**What you are asked to do**
Of all the lines in the records, how many hold the word "Wilson"? Answer with the number only.

**Stored rows**
==============================

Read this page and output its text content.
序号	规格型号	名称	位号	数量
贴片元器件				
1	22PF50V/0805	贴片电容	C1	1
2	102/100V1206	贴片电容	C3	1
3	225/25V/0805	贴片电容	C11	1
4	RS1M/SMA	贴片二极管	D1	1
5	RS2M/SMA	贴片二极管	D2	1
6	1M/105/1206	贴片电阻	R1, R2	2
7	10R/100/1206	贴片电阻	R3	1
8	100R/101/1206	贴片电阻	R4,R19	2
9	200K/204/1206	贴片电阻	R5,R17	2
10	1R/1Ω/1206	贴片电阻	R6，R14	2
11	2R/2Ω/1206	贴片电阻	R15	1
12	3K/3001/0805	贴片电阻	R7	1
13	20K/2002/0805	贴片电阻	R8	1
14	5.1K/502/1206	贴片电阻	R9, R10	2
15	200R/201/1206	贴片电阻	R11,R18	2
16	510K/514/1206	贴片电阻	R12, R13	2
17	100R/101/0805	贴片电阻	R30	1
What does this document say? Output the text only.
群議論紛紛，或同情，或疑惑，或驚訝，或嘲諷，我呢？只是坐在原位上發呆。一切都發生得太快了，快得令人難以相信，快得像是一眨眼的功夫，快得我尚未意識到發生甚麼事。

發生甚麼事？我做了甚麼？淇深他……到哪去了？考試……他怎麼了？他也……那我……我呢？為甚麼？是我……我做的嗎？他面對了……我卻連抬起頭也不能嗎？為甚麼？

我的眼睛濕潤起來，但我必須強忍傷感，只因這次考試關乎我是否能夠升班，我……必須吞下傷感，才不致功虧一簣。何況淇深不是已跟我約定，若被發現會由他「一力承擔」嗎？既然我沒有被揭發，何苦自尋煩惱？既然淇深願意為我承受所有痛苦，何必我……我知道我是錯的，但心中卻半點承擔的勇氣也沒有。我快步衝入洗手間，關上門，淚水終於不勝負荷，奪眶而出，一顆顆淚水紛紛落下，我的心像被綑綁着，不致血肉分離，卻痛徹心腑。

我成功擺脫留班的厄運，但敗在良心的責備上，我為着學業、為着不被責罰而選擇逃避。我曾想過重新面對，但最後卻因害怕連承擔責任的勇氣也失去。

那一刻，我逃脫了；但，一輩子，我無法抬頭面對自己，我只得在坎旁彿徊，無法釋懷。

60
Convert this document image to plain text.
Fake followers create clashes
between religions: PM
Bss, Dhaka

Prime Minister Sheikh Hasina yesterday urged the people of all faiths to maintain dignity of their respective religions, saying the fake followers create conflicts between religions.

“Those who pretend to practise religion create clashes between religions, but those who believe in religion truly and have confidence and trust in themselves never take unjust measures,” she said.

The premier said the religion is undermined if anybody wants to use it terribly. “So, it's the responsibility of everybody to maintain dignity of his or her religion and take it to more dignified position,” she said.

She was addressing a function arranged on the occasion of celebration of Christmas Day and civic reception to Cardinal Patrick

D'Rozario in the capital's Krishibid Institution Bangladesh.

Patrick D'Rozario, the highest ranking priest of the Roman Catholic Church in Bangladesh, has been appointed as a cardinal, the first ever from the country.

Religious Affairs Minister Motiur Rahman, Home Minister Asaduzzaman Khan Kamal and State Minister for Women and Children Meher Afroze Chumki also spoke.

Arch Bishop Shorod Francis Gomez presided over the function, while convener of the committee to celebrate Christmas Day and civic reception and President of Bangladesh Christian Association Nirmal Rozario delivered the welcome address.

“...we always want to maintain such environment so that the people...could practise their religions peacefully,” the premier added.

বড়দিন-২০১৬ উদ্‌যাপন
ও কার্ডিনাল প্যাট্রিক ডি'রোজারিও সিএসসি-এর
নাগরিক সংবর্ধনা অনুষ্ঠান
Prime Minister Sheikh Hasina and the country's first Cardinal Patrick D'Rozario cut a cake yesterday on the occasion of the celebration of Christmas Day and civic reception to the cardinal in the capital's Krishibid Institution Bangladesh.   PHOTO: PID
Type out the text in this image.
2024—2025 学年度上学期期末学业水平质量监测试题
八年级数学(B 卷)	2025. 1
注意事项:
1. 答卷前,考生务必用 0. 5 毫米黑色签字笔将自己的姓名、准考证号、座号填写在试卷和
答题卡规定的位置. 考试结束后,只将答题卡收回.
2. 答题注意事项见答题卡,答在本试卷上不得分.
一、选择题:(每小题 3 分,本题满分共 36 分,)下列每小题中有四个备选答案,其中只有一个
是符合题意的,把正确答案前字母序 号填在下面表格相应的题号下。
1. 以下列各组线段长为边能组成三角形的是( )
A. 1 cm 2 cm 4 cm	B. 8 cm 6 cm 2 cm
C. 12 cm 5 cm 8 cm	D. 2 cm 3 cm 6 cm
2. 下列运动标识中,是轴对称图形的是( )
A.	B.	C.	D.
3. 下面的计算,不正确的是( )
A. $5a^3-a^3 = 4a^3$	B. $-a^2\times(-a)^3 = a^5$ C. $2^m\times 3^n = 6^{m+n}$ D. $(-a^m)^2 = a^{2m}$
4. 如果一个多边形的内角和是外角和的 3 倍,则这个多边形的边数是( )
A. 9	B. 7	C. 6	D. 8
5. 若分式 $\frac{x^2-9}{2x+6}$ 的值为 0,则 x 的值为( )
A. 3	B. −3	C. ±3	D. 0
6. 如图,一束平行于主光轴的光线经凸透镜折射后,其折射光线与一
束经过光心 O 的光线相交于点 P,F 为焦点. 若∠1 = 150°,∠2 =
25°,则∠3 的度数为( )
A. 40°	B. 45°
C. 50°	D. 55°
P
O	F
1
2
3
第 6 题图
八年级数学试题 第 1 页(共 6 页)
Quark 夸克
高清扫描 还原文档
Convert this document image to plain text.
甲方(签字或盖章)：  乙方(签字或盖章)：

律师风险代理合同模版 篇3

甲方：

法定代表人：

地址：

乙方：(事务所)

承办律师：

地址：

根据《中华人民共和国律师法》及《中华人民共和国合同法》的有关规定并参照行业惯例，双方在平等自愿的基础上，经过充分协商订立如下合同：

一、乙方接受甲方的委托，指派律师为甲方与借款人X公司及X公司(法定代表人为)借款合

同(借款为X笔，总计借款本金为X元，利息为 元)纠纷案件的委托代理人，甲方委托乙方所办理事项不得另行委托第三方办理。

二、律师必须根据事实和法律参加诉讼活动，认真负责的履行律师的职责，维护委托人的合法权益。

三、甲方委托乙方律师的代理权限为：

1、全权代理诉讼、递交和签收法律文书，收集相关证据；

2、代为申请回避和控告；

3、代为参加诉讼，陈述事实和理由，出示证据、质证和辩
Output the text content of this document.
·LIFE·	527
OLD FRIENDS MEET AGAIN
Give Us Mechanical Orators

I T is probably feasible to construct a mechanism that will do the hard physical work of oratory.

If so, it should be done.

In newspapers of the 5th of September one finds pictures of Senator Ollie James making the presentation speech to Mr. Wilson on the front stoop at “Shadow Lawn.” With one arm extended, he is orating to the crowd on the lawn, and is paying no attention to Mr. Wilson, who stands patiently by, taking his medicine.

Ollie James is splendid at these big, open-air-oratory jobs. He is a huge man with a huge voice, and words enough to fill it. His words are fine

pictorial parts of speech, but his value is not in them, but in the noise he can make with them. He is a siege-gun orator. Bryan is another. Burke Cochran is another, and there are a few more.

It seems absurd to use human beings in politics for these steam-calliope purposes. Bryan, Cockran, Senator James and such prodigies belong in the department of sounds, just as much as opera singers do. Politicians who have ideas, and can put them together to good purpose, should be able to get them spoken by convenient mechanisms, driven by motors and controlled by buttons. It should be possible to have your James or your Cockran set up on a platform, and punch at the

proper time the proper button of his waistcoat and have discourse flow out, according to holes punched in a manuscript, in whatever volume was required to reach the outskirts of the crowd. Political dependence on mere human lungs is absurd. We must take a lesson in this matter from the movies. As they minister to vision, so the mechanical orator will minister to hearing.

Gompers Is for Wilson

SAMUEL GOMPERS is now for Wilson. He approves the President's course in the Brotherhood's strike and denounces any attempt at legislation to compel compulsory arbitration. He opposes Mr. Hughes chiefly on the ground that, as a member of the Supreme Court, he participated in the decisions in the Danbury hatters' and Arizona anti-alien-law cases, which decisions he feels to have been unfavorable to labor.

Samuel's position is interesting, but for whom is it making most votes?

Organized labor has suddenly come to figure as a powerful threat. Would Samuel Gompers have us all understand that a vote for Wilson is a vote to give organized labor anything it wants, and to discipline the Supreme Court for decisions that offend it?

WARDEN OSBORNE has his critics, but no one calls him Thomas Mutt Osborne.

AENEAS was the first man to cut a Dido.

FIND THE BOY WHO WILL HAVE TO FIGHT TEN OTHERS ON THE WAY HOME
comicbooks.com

==============================

**Response below**
4